Repeat the material exactly, every line of it.

• [Supplied data]:
===============
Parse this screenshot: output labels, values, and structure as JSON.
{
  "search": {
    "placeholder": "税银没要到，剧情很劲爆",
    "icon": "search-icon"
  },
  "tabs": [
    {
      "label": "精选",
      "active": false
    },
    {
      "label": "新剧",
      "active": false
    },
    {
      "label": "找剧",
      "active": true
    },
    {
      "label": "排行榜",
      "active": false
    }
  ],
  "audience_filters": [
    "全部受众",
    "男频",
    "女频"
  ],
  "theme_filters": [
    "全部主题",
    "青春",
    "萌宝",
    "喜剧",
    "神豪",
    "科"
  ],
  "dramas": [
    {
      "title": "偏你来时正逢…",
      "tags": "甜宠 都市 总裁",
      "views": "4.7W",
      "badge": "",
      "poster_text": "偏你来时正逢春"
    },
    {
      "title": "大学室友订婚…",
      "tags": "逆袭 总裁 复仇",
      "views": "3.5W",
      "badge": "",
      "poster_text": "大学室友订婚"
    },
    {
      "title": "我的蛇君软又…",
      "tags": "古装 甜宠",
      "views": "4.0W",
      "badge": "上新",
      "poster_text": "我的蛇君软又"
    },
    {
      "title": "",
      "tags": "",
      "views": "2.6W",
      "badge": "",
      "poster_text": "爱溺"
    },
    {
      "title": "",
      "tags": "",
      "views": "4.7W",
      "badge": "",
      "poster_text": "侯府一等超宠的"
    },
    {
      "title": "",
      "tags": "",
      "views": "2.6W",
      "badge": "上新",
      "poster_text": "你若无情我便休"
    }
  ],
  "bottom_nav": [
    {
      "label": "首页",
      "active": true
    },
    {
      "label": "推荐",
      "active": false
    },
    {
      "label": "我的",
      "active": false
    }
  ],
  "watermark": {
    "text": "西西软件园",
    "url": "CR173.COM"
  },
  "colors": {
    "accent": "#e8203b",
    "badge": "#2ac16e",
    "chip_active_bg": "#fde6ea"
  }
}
===============
• [Problem solution]:
Parse this screenshot: output labels, values, and structure as JSON.
{
  "search": {
    "placeholder": "税银没要到，剧情很劲爆",
    "icon": "search-icon"
  },
  "tabs": [
    {
      "label": "精选",
      "active": false
    },
    {
      "label": "新剧",
      "active": false
    },
    {
      "label": "找剧",
      "active": true
    },
    {
      "label": "排行榜",
      "active": false
    }
  ],
  "audience_filters": [
    "全部受众",
    "男频",
    "女频"
  ],
  "theme_filters": [
    "全部主题",
    "青春",
    "萌宝",
    "喜剧",
    "神豪",
    "科"
  ],
  "dramas": [
    {
      "title": "偏你来时正逢…",
      "tags": "甜宠 都市 总裁",
      "views": "4.7W",
      "badge": "",
      "poster_text": "偏你来时正逢春"
    },
    {
      "title": "大学室友订婚…",
      "tags": "逆袭 总裁 复仇",
      "views": "3.5W",
      "badge": "",
      "poster_text": "大学室友订婚"
    },
    {
      "title": "我的蛇君软又…",
      "tags": "古装 甜宠",
      "views": "4.0W",
      "badge": "上新",
      "poster_text": "我的蛇君软又"
    },
    {
      "title": "",
      "tags": "",
      "views": "2.6W",
      "badge": "",
      "poster_text": "爱溺"
    },
    {
      "title": "",
      "tags": "",
      "views": "4.7W",
      "badge": "",
      "poster_text": "侯府一等超宠的"
    },
    {
      "title": "",
      "tags": "",
      "views": "2.6W",
      "badge": "上新",
      "poster_text": "你若无情我便休"
    }
  ],
  "bottom_nav": [
    {
      "label": "首页",
      "active": true
    },
    {
      "label": "推荐",
      "active": false
    },
    {
      "label": "我的",
      "active": false
    }
  ],
  "watermark": {
    "text": "西西软件园",
    "url": "CR173.COM"
  },
  "colors": {
    "accent": "#e8203b",
    "badge": "#2ac16e",
    "chip_active_bg": "#fde6ea"
  }
}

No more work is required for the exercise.